■ What to produce:
For each line of the data below that holds "Аркадьич", copy the line.

■ Input material:

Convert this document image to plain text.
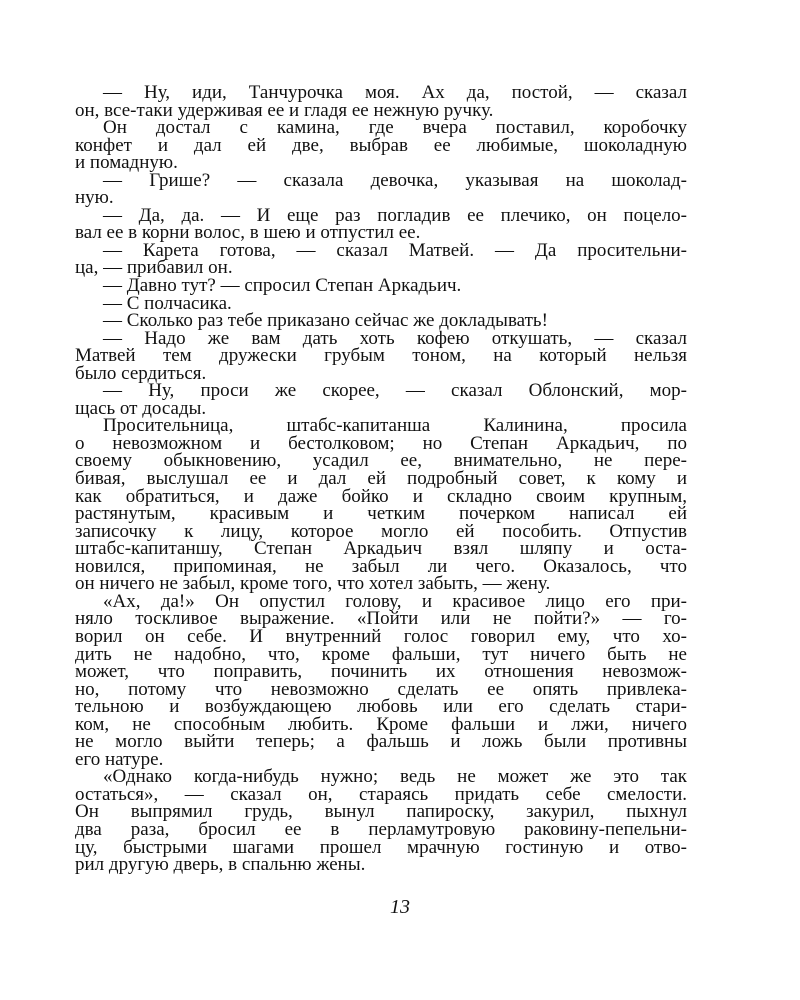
— Ну, иди, Танчурочка моя. Ах да, постой, — сказал
он, все-таки удерживая ее и гладя ее нежную ручку.
Он достал с камина, где вчера поставил, коробочку
конфет и дал ей две, выбрав ее любимые, шоколадную
и помадную.
— Грише? — сказала девочка, указывая на шоколад-
ную.
— Да, да. — И еще раз погладив ее плечико, он поцело-
вал ее в корни волос, в шею и отпустил ее.
— Карета готова, — сказал Матвей. — Да просительни-
ца, — прибавил он.
— Давно тут? — спросил Степан Аркадьич.
— С полчасика.
— Сколько раз тебе приказано сейчас же докладывать!
— Надо же вам дать хоть кофею откушать, — сказал
Матвей тем дружески грубым тоном, на который нельзя
было сердиться.
— Ну, проси же скорее, — сказал Облонский, мор-
щась от досады.
Просительница, штабс-капитанша Калинина, просила
о невозможном и бестолковом; но Степан Аркадьич, по
своему обыкновению, усадил ее, внимательно, не пере-
бивая, выслушал ее и дал ей подробный совет, к кому и
как обратиться, и даже бойко и складно своим крупным,
растянутым, красивым и четким почерком написал ей
записочку к лицу, которое могло ей пособить. Отпустив
штабс-капитаншу, Степан Аркадьич взял шляпу и оста-
новился, припоминая, не забыл ли чего. Оказалось, что
он ничего не забыл, кроме того, что хотел забыть, — жену.
«Ах, да!» Он опустил голову, и красивое лицо его при-
няло тоскливое выражение. «Пойти или не пойти?» — го-
ворил он себе. И внутренний голос говорил ему, что хо-
дить не надобно, что, кроме фальши, тут ничего быть не
может, что поправить, починить их отношения невозмож-
но, потому что невозможно сделать ее опять привлека-
тельною и возбуждающею любовь или его сделать стари-
ком, не способным любить. Кроме фальши и лжи, ничего
не могло выйти теперь; а фальшь и ложь были противны
его натуре.
«Однако когда-нибудь нужно; ведь не может же это так
остаться», — сказал он, стараясь придать себе смелости.
Он выпрямил грудь, вынул папироску, закурил, пыхнул
два раза, бросил ее в перламутровую раковину-пепельни-
цу, быстрыми шагами прошел мрачную гостиную и отво-
рил другую дверь, в спальню жены.
13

■ Correct response:
— Давно тут? — спросил Степан Аркадьич.
о невозможном и бестолковом; но Степан Аркадьич, по
штабс-капитаншу, Степан Аркадьич взял шляпу и оста-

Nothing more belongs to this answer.